Collected data entries
+--

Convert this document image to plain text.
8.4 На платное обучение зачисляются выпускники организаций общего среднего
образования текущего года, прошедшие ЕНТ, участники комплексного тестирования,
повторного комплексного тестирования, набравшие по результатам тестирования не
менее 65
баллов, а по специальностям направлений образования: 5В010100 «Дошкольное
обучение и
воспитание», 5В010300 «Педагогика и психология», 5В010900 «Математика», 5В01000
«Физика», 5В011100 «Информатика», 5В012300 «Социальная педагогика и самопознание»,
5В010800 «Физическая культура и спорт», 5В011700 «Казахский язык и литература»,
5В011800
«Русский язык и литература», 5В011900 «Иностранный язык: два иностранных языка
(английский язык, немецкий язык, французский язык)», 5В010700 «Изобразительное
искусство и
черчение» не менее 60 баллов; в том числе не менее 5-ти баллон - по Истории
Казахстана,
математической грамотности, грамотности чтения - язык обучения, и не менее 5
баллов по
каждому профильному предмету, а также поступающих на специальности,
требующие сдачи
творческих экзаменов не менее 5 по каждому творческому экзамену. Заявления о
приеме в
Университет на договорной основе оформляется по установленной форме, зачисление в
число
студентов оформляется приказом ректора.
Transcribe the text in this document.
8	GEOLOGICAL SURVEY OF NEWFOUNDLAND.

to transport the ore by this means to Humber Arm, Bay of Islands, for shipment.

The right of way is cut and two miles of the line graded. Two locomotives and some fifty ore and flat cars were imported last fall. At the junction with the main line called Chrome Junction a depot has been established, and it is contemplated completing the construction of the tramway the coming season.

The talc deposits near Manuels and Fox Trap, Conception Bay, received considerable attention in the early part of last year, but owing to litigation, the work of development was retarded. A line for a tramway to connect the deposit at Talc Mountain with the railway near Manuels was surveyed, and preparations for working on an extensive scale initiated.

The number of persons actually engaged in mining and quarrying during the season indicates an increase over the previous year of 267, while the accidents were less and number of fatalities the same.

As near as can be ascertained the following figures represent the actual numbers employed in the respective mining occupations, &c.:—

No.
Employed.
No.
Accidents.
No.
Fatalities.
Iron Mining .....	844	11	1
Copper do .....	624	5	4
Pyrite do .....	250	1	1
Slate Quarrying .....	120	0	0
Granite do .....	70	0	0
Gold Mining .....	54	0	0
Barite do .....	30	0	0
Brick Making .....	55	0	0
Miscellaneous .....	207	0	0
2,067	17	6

+--

Goal — Reproduce the listing in full. Keep it exactly as written.

In response —
Convert this document image to plain text.
8.4 На платное обучение зачисляются выпускники организаций общего среднего
образования текущего года, прошедшие ЕНТ, участники комплексного тестирования,
повторного комплексного тестирования, набравшие по результатам тестирования не
менее 65
баллов, а по специальностям направлений образования: 5В010100 «Дошкольное
обучение и
воспитание», 5В010300 «Педагогика и психология», 5В010900 «Математика», 5В01000
«Физика», 5В011100 «Информатика», 5В012300 «Социальная педагогика и самопознание»,
5В010800 «Физическая культура и спорт», 5В011700 «Казахский язык и литература»,
5В011800
«Русский язык и литература», 5В011900 «Иностранный язык: два иностранных языка
(английский язык, немецкий язык, французский язык)», 5В010700 «Изобразительное
искусство и
черчение» не менее 60 баллов; в том числе не менее 5-ти баллон - по Истории
Казахстана,
математической грамотности, грамотности чтения - язык обучения, и не менее 5
баллов по
каждому профильному предмету, а также поступающих на специальности,
требующие сдачи
творческих экзаменов не менее 5 по каждому творческому экзамену. Заявления о
приеме в
Университет на договорной основе оформляется по установленной форме, зачисление в
число
студентов оформляется приказом ректора.
Transcribe the text in this document.
8	GEOLOGICAL SURVEY OF NEWFOUNDLAND.

to transport the ore by this means to Humber Arm, Bay of Islands, for shipment.

The right of way is cut and two miles of the line graded. Two locomotives and some fifty ore and flat cars were imported last fall. At the junction with the main line called Chrome Junction a depot has been established, and it is contemplated completing the construction of the tramway the coming season.

The talc deposits near Manuels and Fox Trap, Conception Bay, received considerable attention in the early part of last year, but owing to litigation, the work of development was retarded. A line for a tramway to connect the deposit at Talc Mountain with the railway near Manuels was surveyed, and preparations for working on an extensive scale initiated.

The number of persons actually engaged in mining and quarrying during the season indicates an increase over the previous year of 267, while the accidents were less and number of fatalities the same.

As near as can be ascertained the following figures represent the actual numbers employed in the respective mining occupations, &c.:—

No.
Employed.
No.
Accidents.
No.
Fatalities.
Iron Mining .....	844	11	1
Copper do .....	624	5	4
Pyrite do .....	250	1	1
Slate Quarrying .....	120	0	0
Granite do .....	70	0	0
Gold Mining .....	54	0	0
Barite do .....	30	0	0
Brick Making .....	55	0	0
Miscellaneous .....	207	0	0
2,067	17	6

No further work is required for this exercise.